| Task description |
In the material below, identify each line bearing the word "JSON". Reproduce those lines.
Start Provided records
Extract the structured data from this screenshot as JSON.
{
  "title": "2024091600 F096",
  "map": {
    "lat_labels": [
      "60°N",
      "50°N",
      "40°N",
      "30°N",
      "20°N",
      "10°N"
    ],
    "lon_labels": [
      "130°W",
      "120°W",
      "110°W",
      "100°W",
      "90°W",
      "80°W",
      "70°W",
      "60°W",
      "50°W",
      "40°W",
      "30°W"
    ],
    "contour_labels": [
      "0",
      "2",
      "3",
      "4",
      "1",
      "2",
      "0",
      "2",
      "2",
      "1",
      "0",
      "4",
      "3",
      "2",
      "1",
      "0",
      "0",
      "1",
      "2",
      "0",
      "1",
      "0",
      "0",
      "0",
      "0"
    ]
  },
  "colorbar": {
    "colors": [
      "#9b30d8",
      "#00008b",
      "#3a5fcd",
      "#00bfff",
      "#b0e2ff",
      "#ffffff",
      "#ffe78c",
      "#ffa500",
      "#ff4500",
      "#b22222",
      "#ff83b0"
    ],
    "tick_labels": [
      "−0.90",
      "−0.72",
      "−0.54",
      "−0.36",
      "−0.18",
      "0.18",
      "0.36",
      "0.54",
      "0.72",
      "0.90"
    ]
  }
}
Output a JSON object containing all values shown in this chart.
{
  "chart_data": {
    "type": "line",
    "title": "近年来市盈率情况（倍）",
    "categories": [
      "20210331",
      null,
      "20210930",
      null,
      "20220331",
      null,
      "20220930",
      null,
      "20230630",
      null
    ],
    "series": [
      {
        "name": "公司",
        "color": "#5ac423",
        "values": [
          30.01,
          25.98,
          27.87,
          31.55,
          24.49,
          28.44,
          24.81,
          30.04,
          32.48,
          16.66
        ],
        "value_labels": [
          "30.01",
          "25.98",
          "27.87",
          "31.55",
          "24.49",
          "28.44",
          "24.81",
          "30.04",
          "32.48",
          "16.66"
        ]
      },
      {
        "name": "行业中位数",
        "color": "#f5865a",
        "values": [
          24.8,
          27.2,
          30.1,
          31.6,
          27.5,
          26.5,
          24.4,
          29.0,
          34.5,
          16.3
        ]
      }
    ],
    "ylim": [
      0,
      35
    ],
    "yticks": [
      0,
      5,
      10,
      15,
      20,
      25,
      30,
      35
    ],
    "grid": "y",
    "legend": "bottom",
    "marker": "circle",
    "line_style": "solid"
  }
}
End Provided records
| Expected output |
Extract the structured data from this screenshot as JSON.
Output a JSON object containing all values shown in this chart.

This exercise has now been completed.